INSTRUCTIONS TO FOLLOW ▸
Take each line containing the word "informed" and copy it.

Entries from a dataset

-.-.-

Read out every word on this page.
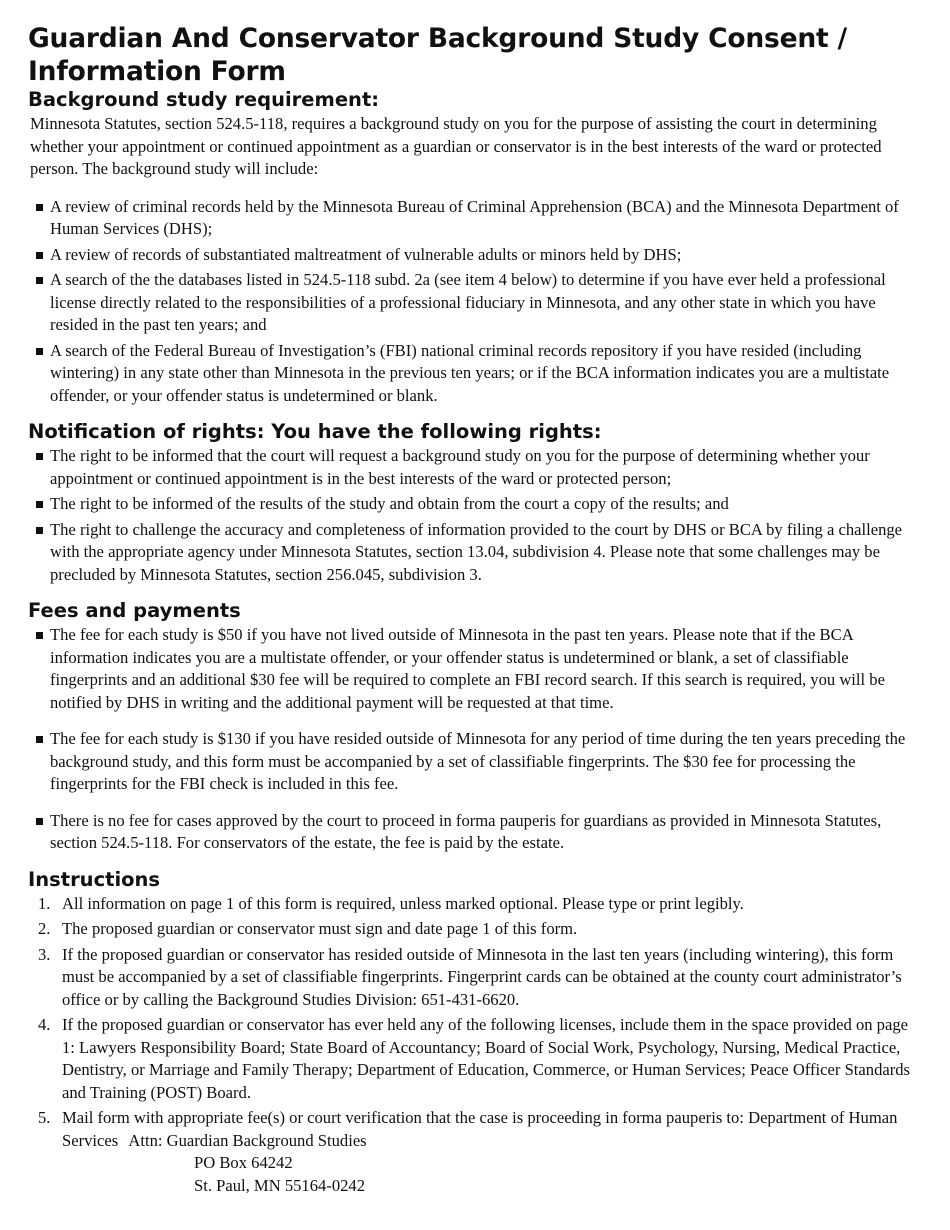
Guardian And Conservator Background Study Consent / Information Form
Background study requirement:

Minnesota Statutes, section 524.5-118, requires a background study on you for the purpose of assisting the court in determining whether your appointment or continued appointment as a guardian or conservator is in the best interests of the ward or protected person. The background study will include:

A review of criminal records held by the Minnesota Bureau of Criminal Apprehension (BCA) and the Minnesota Department of Human Services (DHS);
A review of records of substantiated maltreatment of vulnerable adults or minors held by DHS;
A search of the the databases listed in 524.5-118 subd. 2a (see item 4 below) to determine if you have ever held a professional license directly related to the responsibilities of a professional fiduciary in Minnesota, and any other state in which you have resided in the past ten years; and
A search of the Federal Bureau of Investigation’s (FBI) national criminal records repository if you have resided (including wintering) in any state other than Minnesota in the previous ten years; or if the BCA information indicates you are a multistate offender, or your offender status is undetermined or blank.
Notification of rights: You have the following rights:
The right to be informed that the court will request a background study on you for the purpose of determining whether your appointment or continued appointment is in the best interests of the ward or protected person;
The right to be informed of the results of the study and obtain from the court a copy of the results; and
The right to challenge the accuracy and completeness of information provided to the court by DHS or BCA by filing a challenge with the appropriate agency under Minnesota Statutes, section 13.04, subdivision 4. Please note that some challenges may be precluded by Minnesota Statutes, section 256.045, subdivision 3.
Fees and payments
The fee for each study is $50 if you have not lived outside of Minnesota in the past ten years. Please note that if the BCA information indicates you are a multistate offender, or your offender status is undetermined or blank, a set of classifiable fingerprints and an additional $30 fee will be required to complete an FBI record search. If this search is required, you will be notified by DHS in writing and the additional payment will be requested at that time.
The fee for each study is $130 if you have resided outside of Minnesota for any period of time during the ten years preceding the background study, and this form must be accompanied by a set of classifiable fingerprints. The $30 fee for processing the fingerprints for the FBI check is included in this fee.
There is no fee for cases approved by the court to proceed in forma pauperis for guardians as provided in Minnesota Statutes, section 524.5-118. For conservators of the estate, the fee is paid by the estate.
Instructions
1. All information on page 1 of this form is required, unless marked optional. Please type or print legibly.
2. The proposed guardian or conservator must sign and date page 1 of this form.
3. If the proposed guardian or conservator has resided outside of Minnesota in the last ten years (including wintering), this form must be accompanied by a set of classifiable fingerprints. Fingerprint cards can be obtained at the county court administrator’s office or by calling the Background Studies Division: 651-431-6620.
4. If the proposed guardian or conservator has ever held any of the following licenses, include them in the space provided on page 1: Lawyers Responsibility Board; State Board of Accountancy; Board of Social Work, Psychology, Nursing, Medical Practice, Dentistry, or Marriage and Family Therapy; Department of Education, Commerce, or Human Services; Peace Officer Standards and Training (POST) Board.
5. Mail form with appropriate fee(s) or court verification that the case is proceeding in forma pauperis to: Department of Human Services Attn: Guardian Background Studies
PO Box 64242
St. Paul, MN 55164-0242
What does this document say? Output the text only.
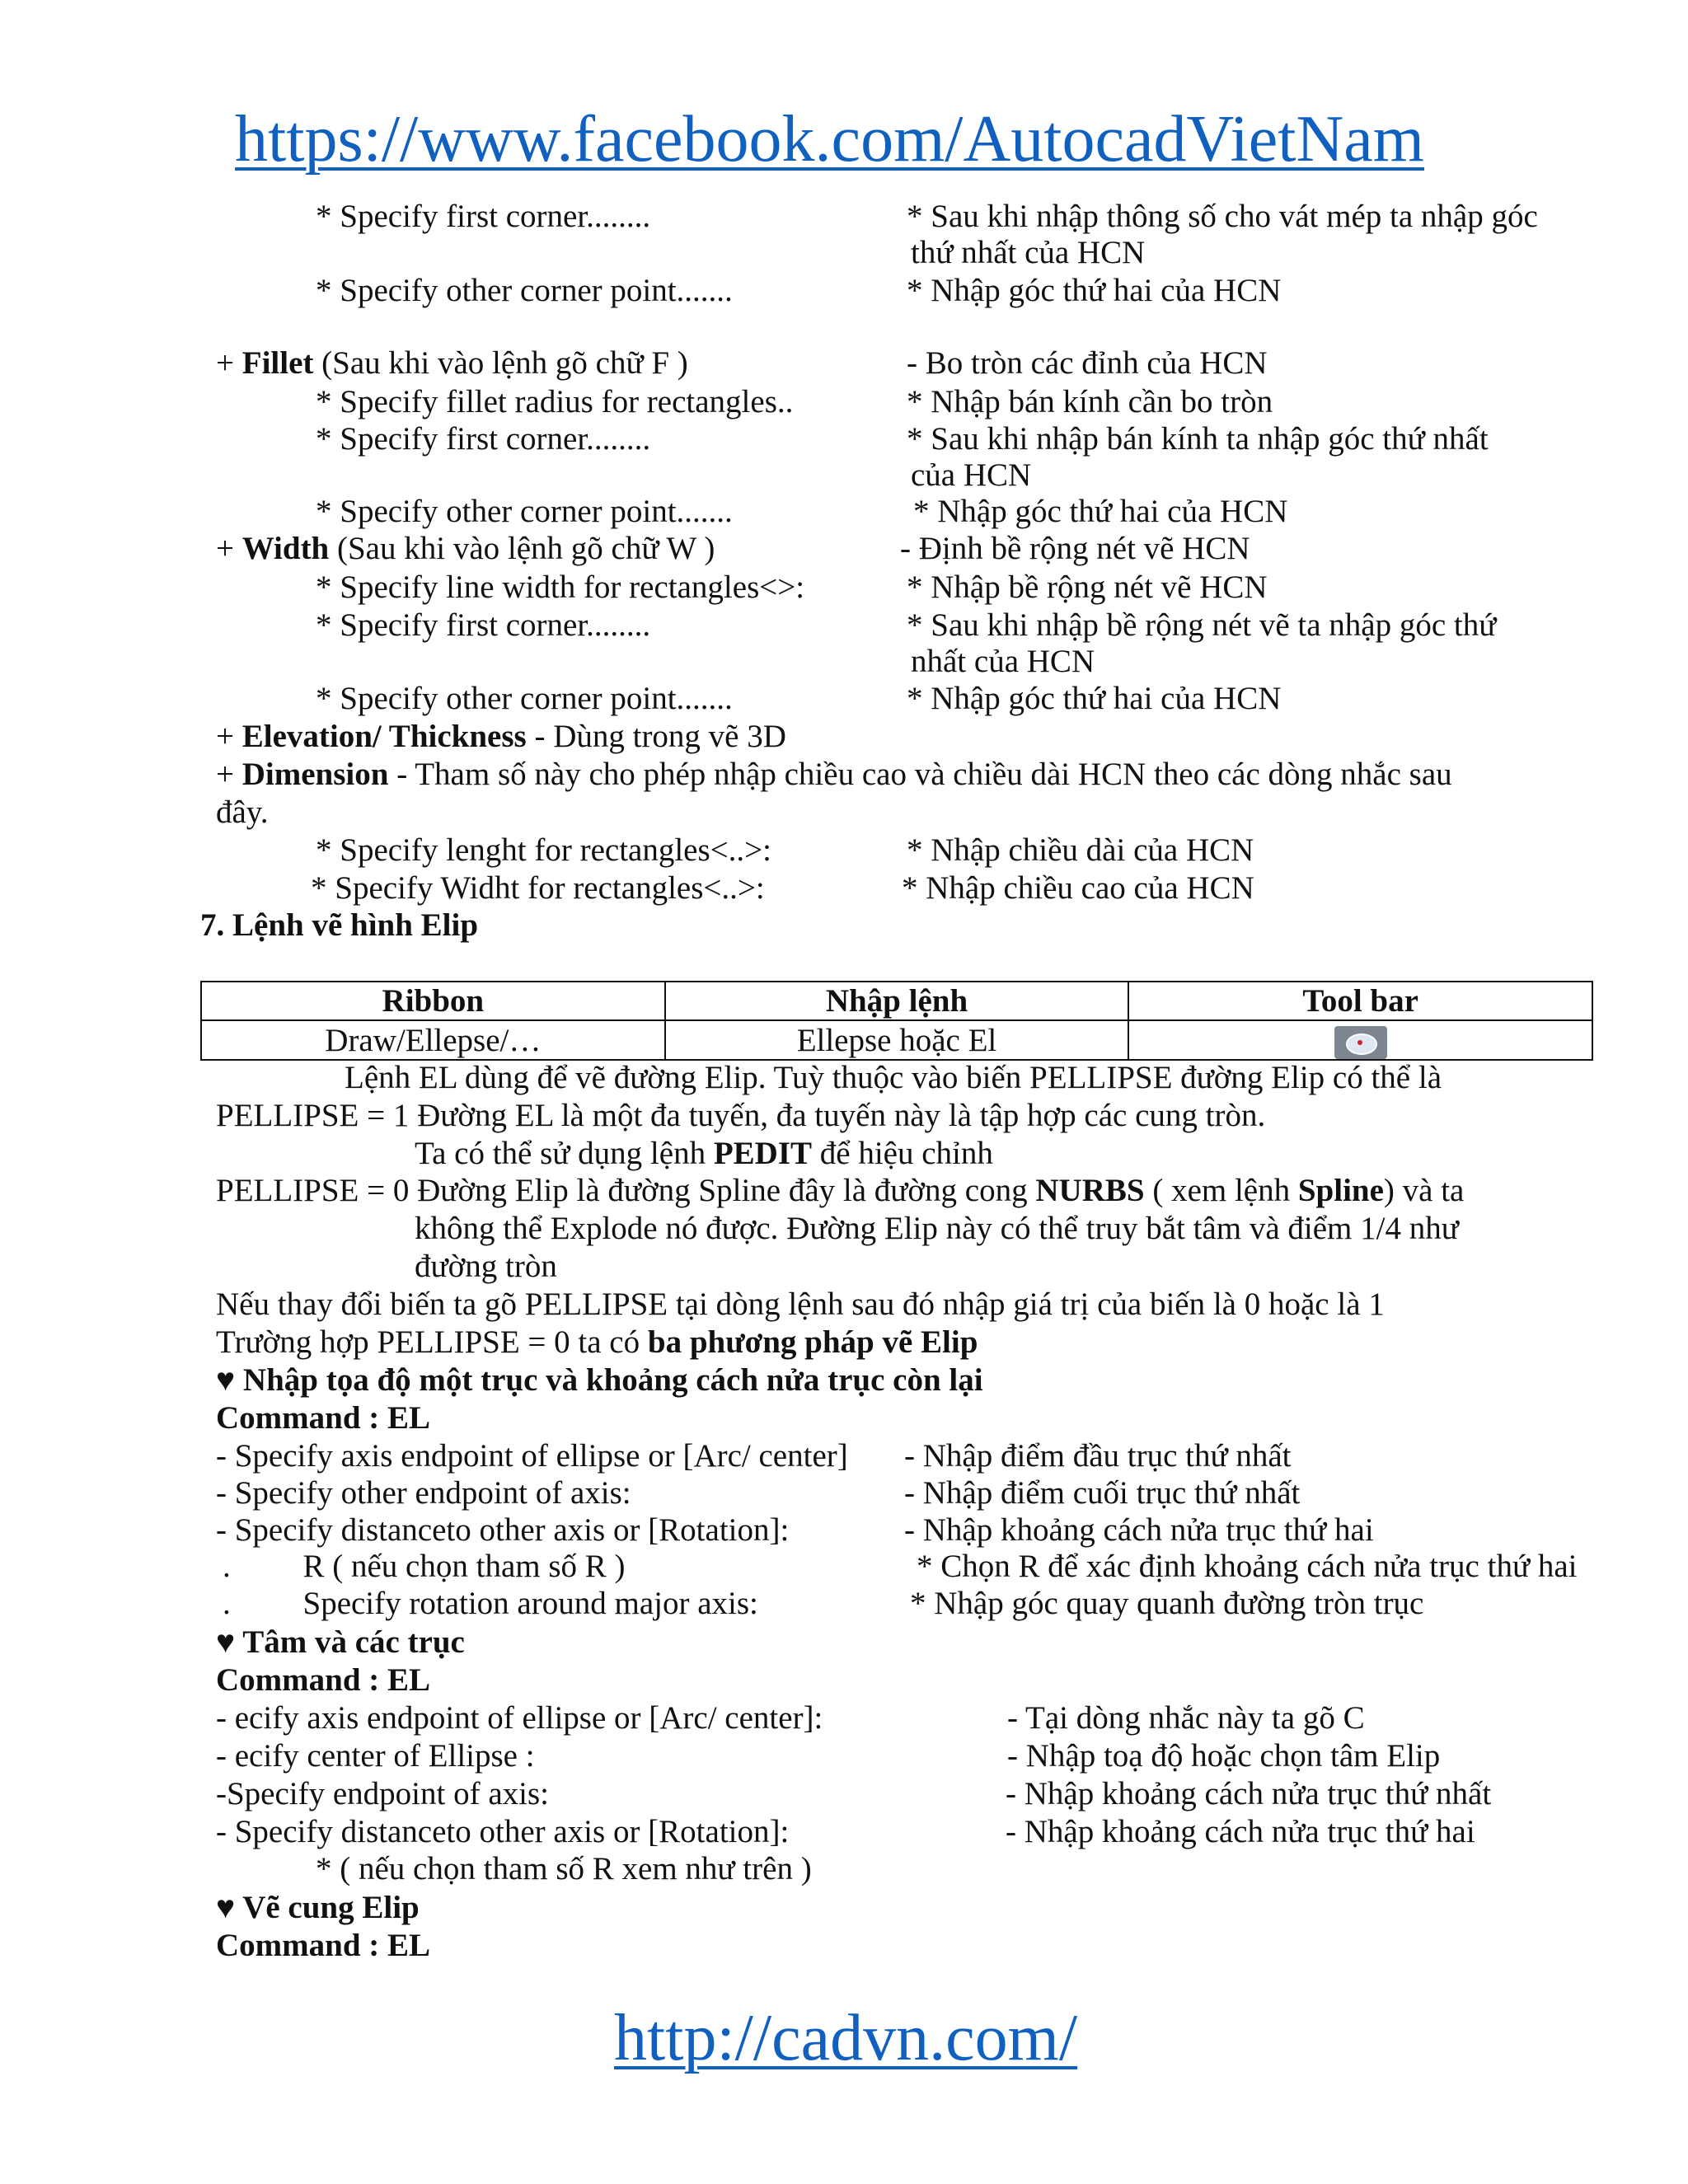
https://www.facebook.com/AutocadVietNam
* Specify first corner........	* Sau khi nhập thông số cho vát mép ta nhập góc
thứ nhất của HCN
* Specify other corner point.......	* Nhập góc thứ hai của HCN
+ Fillet (Sau khi vào lệnh gõ chữ F )	- Bo tròn các đỉnh của HCN
* Specify fillet radius for rectangles..	* Nhập bán kính cần bo tròn
* Specify first corner........	* Sau khi nhập bán kính ta nhập góc thứ nhất
của HCN
* Specify other corner point.......	* Nhập góc thứ hai của HCN
+ Width (Sau khi vào lệnh gõ chữ W )	- Định bề rộng nét vẽ HCN
* Specify line width for rectangles<>:	* Nhập bề rộng nét vẽ HCN
* Specify first corner........	* Sau khi nhập bề rộng nét vẽ ta nhập góc thứ
nhất của HCN
* Specify other corner point.......	* Nhập góc thứ hai của HCN
+ Elevation/ Thickness - Dùng trong vẽ 3D
+ Dimension - Tham số này cho phép nhập chiều cao và chiều dài HCN theo các dòng nhắc sau
đây.
* Specify lenght for rectangles<..>:	* Nhập chiều dài của HCN
* Specify Widht for rectangles<..>:	* Nhập chiều cao của HCN
7. Lệnh vẽ hình Elip
Ribbon	Nhập lệnh	Tool bar
Draw/Ellepse/…	Ellepse hoặc El	
Lệnh EL dùng để vẽ đường Elip. Tuỳ thuộc vào biến PELLIPSE đường Elip có thể là
PELLIPSE = 1 Đường EL là một đa tuyến, đa tuyến này là tập hợp các cung tròn.
Ta có thể sử dụng lệnh PEDIT để hiệu chỉnh
PELLIPSE = 0 Đường Elip là đường Spline đây là đường cong NURBS ( xem lệnh Spline) và ta
không thể Explode nó được. Đường Elip này có thể truy bắt tâm và điểm 1/4 như
đường tròn
Nếu thay đổi biến ta gõ PELLIPSE tại dòng lệnh sau đó nhập giá trị của biến là 0 hoặc là 1
Trường hợp PELLIPSE = 0 ta có ba phương pháp vẽ Elip
♥ Nhập tọa độ một trục và khoảng cách nửa trục còn lại
Command : EL
- Specify axis endpoint of ellipse or [Arc/ center] - Nhập điểm đầu trục thứ nhất
- Specify other endpoint of axis:	- Nhập điểm cuối trục thứ nhất
- Specify distanceto other axis or [Rotation]:	- Nhập khoảng cách nửa trục thứ hai
.         R ( nếu chọn tham số R )	* Chọn R để xác định khoảng cách nửa trục thứ hai
.         Specify rotation around major axis:	* Nhập góc quay quanh đường tròn trục
♥ Tâm và các trục
Command : EL
- ecify axis endpoint of ellipse or [Arc/ center]:	- Tại dòng nhắc này ta gõ C
- ecify center of Ellipse :	- Nhập toạ độ hoặc chọn tâm Elip
-Specify endpoint of axis:	- Nhập khoảng cách nửa trục thứ nhất
- Specify distanceto other axis or [Rotation]:	- Nhập khoảng cách nửa trục thứ hai
* ( nếu chọn tham số R xem như trên )
♥ Vẽ cung Elip
Command : EL
http://cadvn.com/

-.-.-

COMPLETE RESPONSE ▸
The right to be informed that the court will request a background study on you for the purpose of determining whether your appointment or continued appointment is in the best interests of the ward or protected person;
The right to be informed of the results of the study and obtain from the court a copy of the results; and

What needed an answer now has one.